**Reading text:**

== == ==

The Federal Reserve recently passed new regulations regarding lending practices, but according to many, those regulations did not correct a key problem: mortgage brokers/loan officers receiving money from lenders to trap borrowers into costly loans. Based on data compiled by the Dept of Housing and Urban Development, borrowers were out $16 billion in 2007 due to these occurrences.

How do they make the loan more expensive? It deals with the yield spread premium, which is the difference from the lowest interest rate that the borrower could qualify for and the rate that the lender ends up charging them. If the yield spread is high, the person supplying the loan gains more, which makes it to their advantage to have borrowers with more costly loans.

Many borrowers are unaware that loan originators gain somewhere around 1% of a loan´s value for every additional quarter interest point that they charge the borrowers, and would not question the loan rates they are put into.

== == ==

**Dataset rows:**
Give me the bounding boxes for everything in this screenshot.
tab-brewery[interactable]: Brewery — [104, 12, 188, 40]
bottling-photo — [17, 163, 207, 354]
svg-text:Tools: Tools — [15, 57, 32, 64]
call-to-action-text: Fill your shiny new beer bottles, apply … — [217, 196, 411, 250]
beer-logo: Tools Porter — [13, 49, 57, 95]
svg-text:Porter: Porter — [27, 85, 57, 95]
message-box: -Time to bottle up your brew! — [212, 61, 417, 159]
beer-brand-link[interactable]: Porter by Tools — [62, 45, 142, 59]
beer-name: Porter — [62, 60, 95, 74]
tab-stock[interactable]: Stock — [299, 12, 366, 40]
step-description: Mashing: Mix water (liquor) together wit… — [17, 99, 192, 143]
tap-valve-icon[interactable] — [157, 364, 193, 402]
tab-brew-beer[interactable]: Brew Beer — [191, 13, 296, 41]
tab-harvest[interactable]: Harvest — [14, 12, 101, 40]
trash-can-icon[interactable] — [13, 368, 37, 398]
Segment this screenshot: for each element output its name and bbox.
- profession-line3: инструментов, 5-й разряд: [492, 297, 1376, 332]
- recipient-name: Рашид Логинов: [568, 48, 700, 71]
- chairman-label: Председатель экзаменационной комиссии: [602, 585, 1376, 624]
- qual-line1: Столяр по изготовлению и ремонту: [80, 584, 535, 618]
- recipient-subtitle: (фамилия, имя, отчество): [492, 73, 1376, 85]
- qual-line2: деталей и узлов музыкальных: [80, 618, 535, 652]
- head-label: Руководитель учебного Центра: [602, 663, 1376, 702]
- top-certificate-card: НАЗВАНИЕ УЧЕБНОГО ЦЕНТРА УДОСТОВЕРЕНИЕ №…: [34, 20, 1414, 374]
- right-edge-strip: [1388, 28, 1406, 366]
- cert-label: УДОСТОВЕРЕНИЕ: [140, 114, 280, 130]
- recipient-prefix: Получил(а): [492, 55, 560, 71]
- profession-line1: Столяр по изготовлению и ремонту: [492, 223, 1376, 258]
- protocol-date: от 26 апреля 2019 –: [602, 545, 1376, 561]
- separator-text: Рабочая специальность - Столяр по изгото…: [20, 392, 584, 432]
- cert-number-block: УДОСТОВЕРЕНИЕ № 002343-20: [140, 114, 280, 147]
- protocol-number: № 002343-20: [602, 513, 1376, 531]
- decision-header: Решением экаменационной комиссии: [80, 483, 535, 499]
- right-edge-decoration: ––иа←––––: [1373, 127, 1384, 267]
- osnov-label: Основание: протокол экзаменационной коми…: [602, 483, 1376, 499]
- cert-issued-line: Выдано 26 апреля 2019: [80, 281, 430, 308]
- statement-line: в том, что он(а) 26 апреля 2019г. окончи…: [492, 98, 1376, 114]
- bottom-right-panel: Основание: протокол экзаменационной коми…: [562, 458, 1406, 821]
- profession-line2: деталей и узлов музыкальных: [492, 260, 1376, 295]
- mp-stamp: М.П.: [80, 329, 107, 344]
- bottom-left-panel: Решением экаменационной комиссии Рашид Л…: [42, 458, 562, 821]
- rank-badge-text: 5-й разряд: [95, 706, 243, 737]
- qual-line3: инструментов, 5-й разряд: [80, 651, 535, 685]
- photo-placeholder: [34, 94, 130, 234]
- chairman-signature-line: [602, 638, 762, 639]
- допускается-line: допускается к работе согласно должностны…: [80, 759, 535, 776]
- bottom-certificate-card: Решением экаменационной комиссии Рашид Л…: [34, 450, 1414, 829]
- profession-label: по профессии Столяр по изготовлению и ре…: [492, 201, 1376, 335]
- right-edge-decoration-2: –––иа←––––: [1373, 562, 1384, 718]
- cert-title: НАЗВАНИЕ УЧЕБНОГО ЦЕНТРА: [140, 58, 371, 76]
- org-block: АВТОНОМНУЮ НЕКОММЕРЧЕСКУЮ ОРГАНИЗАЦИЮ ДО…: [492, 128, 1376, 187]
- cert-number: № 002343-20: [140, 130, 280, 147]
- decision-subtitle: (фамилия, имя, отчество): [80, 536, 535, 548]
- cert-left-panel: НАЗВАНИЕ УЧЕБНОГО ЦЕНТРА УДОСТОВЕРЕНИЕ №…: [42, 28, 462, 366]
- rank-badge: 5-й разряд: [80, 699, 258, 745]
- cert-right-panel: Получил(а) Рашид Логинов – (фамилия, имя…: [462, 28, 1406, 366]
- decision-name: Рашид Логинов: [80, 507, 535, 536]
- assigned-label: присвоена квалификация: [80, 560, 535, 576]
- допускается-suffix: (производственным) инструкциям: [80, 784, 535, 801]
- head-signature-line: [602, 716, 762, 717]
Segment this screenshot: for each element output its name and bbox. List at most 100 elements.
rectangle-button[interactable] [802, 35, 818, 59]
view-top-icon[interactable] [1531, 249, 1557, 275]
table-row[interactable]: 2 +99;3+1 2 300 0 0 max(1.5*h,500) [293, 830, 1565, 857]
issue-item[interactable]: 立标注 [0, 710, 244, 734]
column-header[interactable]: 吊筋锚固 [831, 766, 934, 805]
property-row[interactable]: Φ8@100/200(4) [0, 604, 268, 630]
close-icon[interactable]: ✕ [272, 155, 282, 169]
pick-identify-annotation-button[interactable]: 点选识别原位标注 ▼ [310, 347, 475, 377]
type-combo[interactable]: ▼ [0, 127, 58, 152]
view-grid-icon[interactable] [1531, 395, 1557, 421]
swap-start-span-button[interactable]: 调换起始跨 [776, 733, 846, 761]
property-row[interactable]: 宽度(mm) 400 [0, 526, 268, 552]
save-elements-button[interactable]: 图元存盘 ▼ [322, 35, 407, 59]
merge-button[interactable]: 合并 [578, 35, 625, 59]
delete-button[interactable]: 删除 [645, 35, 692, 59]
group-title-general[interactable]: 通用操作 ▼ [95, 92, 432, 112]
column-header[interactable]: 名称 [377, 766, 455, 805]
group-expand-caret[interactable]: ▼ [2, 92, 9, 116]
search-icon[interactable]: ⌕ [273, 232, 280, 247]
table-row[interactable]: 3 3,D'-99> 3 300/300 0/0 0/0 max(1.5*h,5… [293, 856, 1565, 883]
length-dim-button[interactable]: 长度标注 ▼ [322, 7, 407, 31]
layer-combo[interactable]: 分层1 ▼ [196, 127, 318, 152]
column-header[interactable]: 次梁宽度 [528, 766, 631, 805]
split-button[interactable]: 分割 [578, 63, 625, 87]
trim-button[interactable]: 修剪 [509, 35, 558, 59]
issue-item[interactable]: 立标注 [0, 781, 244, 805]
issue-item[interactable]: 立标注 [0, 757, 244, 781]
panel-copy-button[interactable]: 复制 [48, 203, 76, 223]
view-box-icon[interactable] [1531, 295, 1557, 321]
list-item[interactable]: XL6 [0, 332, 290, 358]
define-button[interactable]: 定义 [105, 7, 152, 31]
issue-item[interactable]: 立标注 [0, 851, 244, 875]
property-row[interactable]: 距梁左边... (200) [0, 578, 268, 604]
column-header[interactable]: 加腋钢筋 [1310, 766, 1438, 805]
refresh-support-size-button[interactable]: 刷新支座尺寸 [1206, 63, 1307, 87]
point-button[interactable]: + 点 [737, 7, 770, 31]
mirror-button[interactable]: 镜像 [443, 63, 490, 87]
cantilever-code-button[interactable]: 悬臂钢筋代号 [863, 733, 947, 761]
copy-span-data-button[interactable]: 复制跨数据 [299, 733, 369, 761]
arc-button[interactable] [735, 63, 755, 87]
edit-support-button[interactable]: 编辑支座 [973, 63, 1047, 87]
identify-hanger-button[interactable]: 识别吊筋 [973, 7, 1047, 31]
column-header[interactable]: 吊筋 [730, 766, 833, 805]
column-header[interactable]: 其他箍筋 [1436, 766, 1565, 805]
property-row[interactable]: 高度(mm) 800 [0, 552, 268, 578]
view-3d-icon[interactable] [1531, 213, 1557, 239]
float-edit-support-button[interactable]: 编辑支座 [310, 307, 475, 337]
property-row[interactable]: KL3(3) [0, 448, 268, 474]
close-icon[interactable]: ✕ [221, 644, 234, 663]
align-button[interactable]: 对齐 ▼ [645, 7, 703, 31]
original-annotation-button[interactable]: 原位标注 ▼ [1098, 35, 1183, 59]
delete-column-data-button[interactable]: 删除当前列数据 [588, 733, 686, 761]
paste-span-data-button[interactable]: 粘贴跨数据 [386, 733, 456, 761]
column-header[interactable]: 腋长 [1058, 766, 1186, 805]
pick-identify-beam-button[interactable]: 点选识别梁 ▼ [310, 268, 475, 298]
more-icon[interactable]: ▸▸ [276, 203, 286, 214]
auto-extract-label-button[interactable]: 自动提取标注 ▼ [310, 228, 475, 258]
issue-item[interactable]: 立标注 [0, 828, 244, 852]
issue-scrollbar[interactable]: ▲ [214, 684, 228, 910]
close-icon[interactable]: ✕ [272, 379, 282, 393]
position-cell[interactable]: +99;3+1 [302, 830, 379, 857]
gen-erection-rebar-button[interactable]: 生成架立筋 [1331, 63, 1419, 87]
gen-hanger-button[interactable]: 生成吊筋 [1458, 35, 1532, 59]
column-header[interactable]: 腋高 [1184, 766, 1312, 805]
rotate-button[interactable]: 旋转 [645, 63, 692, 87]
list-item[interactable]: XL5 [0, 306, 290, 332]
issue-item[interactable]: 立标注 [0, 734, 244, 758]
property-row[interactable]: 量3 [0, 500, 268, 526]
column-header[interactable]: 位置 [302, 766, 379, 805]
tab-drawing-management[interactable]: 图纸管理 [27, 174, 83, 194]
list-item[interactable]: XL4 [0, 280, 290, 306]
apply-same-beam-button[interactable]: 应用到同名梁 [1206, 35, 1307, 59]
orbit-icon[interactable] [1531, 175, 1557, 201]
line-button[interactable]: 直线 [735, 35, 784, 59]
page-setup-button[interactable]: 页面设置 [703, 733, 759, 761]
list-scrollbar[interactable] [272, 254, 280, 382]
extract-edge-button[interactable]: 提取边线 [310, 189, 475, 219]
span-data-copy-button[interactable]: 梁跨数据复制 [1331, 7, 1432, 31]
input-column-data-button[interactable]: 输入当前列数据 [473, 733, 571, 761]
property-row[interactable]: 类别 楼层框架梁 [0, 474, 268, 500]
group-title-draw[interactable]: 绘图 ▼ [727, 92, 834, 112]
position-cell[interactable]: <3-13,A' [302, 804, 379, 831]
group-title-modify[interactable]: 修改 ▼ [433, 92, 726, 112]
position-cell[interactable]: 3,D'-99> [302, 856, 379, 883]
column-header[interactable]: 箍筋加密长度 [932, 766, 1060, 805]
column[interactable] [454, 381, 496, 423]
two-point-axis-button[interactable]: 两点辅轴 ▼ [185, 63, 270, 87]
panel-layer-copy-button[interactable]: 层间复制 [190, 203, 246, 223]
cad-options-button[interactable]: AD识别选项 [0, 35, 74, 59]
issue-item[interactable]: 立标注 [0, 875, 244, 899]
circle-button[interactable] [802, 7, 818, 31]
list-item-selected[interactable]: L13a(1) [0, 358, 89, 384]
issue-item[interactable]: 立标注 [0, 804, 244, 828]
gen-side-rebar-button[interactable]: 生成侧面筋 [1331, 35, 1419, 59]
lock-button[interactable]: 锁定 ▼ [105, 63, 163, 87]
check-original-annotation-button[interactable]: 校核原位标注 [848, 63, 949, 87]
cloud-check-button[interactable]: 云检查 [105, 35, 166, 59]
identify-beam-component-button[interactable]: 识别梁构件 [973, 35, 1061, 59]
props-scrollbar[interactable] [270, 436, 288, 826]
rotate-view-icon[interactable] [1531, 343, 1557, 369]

== == ==

**Work to be completed:** Resume the text on mortgage yield spread premiums, picking up right after its final sentence. The items on this page are not required for anything that follows.

**Right answer:**
A professor at Havard Law School, Howell Jackson, has previously testified with Congress about these lending practices. He remarks that, "In subprime loans, brokers could easily make an extra 2 percentage points,...On $500,000 loans, that's well in excess of $10,000, as much as a 10-fold increase over what most people would consider fair compensation."

When the Reserve first started creating the new lending rules, there was a proposal to limit lenders paying off brokers, named the Yield Spread Premium rule, but it was later cut as the Reserve reported that it confused the general public. Also, many mortgage brokers were against it as they and not the lenders, would have to disclose all profit gained in a written agreement before their fees were added into the loan amount. At the moment, the fees gained are not reported until the closing of the loan. Marc Savitt, the president of the Nat. Association of Mortgage Brokers, also says that the payoff abuse angle is no longer a current concern/practice as due to increased competition in the troubled times of the market, brokers are slashing fees and making great loan terms to gain more clientèle.

The Fed has said that they will try to address the problem, by making clearer fee disclosures so that the borrowers will be more aware of what they are signing up for.